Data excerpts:
== == ==

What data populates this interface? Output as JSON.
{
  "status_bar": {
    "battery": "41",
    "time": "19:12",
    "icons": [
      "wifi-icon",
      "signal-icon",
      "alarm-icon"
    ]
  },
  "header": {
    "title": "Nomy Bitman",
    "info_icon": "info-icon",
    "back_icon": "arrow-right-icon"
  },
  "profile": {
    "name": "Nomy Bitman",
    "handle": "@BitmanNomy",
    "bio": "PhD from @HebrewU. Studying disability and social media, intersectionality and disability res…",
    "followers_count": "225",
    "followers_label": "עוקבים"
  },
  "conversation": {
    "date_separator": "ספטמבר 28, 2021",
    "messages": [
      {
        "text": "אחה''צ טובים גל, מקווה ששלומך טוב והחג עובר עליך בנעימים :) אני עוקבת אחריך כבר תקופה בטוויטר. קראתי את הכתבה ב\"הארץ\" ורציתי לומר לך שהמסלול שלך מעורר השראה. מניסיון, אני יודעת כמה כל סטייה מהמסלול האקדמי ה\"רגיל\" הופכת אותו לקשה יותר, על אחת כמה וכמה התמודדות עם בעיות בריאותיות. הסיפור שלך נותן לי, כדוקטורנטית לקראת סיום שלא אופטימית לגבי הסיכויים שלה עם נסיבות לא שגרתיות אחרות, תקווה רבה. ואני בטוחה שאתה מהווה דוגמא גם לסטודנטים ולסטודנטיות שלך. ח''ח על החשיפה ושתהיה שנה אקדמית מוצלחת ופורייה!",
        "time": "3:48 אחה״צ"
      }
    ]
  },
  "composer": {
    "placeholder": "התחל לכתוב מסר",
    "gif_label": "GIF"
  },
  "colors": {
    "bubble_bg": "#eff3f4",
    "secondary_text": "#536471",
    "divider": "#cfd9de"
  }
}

== == ==

Goal of the exercise: Copy out all of the lines above exactly.

Answer:
What data populates this interface? Output as JSON.
{
  "status_bar": {
    "battery": "41",
    "time": "19:12",
    "icons": [
      "wifi-icon",
      "signal-icon",
      "alarm-icon"
    ]
  },
  "header": {
    "title": "Nomy Bitman",
    "info_icon": "info-icon",
    "back_icon": "arrow-right-icon"
  },
  "profile": {
    "name": "Nomy Bitman",
    "handle": "@BitmanNomy",
    "bio": "PhD from @HebrewU. Studying disability and social media, intersectionality and disability res…",
    "followers_count": "225",
    "followers_label": "עוקבים"
  },
  "conversation": {
    "date_separator": "ספטמבר 28, 2021",
    "messages": [
      {
        "text": "אחה''צ טובים גל, מקווה ששלומך טוב והחג עובר עליך בנעימים :) אני עוקבת אחריך כבר תקופה בטוויטר. קראתי את הכתבה ב\"הארץ\" ורציתי לומר לך שהמסלול שלך מעורר השראה. מניסיון, אני יודעת כמה כל סטייה מהמסלול האקדמי ה\"רגיל\" הופכת אותו לקשה יותר, על אחת כמה וכמה התמודדות עם בעיות בריאותיות. הסיפור שלך נותן לי, כדוקטורנטית לקראת סיום שלא אופטימית לגבי הסיכויים שלה עם נסיבות לא שגרתיות אחרות, תקווה רבה. ואני בטוחה שאתה מהווה דוגמא גם לסטודנטים ולסטודנטיות שלך. ח''ח על החשיפה ושתהיה שנה אקדמית מוצלחת ופורייה!",
        "time": "3:48 אחה״צ"
      }
    ]
  },
  "composer": {
    "placeholder": "התחל לכתוב מסר",
    "gif_label": "GIF"
  },
  "colors": {
    "bubble_bg": "#eff3f4",
    "secondary_text": "#536471",
    "divider": "#cfd9de"
  }
}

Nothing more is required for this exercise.